— begin Data to process —
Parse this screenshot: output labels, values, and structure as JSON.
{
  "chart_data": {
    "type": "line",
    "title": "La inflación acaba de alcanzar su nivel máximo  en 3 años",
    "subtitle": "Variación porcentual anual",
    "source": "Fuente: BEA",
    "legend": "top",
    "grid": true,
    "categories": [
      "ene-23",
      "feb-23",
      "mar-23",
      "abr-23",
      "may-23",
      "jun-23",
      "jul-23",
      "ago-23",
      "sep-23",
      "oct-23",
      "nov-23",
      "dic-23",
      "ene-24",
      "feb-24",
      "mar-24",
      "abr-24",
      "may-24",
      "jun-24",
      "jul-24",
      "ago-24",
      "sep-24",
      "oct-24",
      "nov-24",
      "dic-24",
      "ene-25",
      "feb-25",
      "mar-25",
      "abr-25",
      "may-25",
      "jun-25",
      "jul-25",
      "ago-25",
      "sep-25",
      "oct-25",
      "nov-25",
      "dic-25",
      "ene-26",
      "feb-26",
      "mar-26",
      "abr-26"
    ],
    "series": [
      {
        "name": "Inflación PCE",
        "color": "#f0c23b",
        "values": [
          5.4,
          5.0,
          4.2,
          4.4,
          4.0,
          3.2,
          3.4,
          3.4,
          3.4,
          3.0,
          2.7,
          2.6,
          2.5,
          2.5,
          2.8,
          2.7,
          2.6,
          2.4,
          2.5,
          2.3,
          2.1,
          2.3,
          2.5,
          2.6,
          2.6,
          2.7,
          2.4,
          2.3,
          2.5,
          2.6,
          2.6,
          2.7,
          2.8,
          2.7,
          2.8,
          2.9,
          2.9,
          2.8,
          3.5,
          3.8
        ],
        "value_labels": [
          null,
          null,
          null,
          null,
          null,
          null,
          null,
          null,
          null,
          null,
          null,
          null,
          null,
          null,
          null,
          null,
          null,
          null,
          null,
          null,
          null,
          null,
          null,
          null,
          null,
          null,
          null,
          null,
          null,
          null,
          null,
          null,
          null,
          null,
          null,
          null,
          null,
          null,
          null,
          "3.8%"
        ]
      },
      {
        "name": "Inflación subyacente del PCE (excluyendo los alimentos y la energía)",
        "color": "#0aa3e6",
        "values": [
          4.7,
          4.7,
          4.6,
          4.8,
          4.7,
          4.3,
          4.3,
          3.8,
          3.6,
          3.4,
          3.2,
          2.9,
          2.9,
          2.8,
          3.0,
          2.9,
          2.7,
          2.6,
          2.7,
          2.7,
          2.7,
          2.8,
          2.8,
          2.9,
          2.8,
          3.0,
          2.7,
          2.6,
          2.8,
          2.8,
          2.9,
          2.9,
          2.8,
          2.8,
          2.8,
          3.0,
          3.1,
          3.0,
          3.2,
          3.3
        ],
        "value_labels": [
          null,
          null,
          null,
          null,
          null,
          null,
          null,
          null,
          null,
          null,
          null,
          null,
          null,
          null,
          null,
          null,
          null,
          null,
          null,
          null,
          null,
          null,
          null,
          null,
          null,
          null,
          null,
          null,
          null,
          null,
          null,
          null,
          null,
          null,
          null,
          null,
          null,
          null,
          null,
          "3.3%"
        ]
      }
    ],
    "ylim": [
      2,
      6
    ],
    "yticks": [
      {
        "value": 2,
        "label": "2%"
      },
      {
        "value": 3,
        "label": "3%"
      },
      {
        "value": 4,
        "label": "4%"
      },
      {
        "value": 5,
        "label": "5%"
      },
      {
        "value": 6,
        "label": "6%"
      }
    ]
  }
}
— end Data to process —
Direction: Each line of the material should be duplicated exactly, please.

Expected output:
Parse this screenshot: output labels, values, and structure as JSON.
{
  "chart_data": {
    "type": "line",
    "title": "La inflación acaba de alcanzar su nivel máximo  en 3 años",
    "subtitle": "Variación porcentual anual",
    "source": "Fuente: BEA",
    "legend": "top",
    "grid": true,
    "categories": [
      "ene-23",
      "feb-23",
      "mar-23",
      "abr-23",
      "may-23",
      "jun-23",
      "jul-23",
      "ago-23",
      "sep-23",
      "oct-23",
      "nov-23",
      "dic-23",
      "ene-24",
      "feb-24",
      "mar-24",
      "abr-24",
      "may-24",
      "jun-24",
      "jul-24",
      "ago-24",
      "sep-24",
      "oct-24",
      "nov-24",
      "dic-24",
      "ene-25",
      "feb-25",
      "mar-25",
      "abr-25",
      "may-25",
      "jun-25",
      "jul-25",
      "ago-25",
      "sep-25",
      "oct-25",
      "nov-25",
      "dic-25",
      "ene-26",
      "feb-26",
      "mar-26",
      "abr-26"
    ],
    "series": [
      {
        "name": "Inflación PCE",
        "color": "#f0c23b",
        "values": [
          5.4,
          5.0,
          4.2,
          4.4,
          4.0,
          3.2,
          3.4,
          3.4,
          3.4,
          3.0,
          2.7,
          2.6,
          2.5,
          2.5,
          2.8,
          2.7,
          2.6,
          2.4,
          2.5,
          2.3,
          2.1,
          2.3,
          2.5,
          2.6,
          2.6,
          2.7,
          2.4,
          2.3,
          2.5,
          2.6,
          2.6,
          2.7,
          2.8,
          2.7,
          2.8,
          2.9,
          2.9,
          2.8,
          3.5,
          3.8
        ],
        "value_labels": [
          null,
          null,
          null,
          null,
          null,
          null,
          null,
          null,
          null,
          null,
          null,
          null,
          null,
          null,
          null,
          null,
          null,
          null,
          null,
          null,
          null,
          null,
          null,
          null,
          null,
          null,
          null,
          null,
          null,
          null,
          null,
          null,
          null,
          null,
          null,
          null,
          null,
          null,
          null,
          "3.8%"
        ]
      },
      {
        "name": "Inflación subyacente del PCE (excluyendo los alimentos y la energía)",
        "color": "#0aa3e6",
        "values": [
          4.7,
          4.7,
          4.6,
          4.8,
          4.7,
          4.3,
          4.3,
          3.8,
          3.6,
          3.4,
          3.2,
          2.9,
          2.9,
          2.8,
          3.0,
          2.9,
          2.7,
          2.6,
          2.7,
          2.7,
          2.7,
          2.8,
          2.8,
          2.9,
          2.8,
          3.0,
          2.7,
          2.6,
          2.8,
          2.8,
          2.9,
          2.9,
          2.8,
          2.8,
          2.8,
          3.0,
          3.1,
          3.0,
          3.2,
          3.3
        ],
        "value_labels": [
          null,
          null,
          null,
          null,
          null,
          null,
          null,
          null,
          null,
          null,
          null,
          null,
          null,
          null,
          null,
          null,
          null,
          null,
          null,
          null,
          null,
          null,
          null,
          null,
          null,
          null,
          null,
          null,
          null,
          null,
          null,
          null,
          null,
          null,
          null,
          null,
          null,
          null,
          null,
          "3.3%"
        ]
      }
    ],
    "ylim": [
      2,
      6
    ],
    "yticks": [
      {
        "value": 2,
        "label": "2%"
      },
      {
        "value": 3,
        "label": "3%"
      },
      {
        "value": 4,
        "label": "4%"
      },
      {
        "value": 5,
        "label": "5%"
      },
      {
        "value": 6,
        "label": "6%"
      }
    ]
  }
}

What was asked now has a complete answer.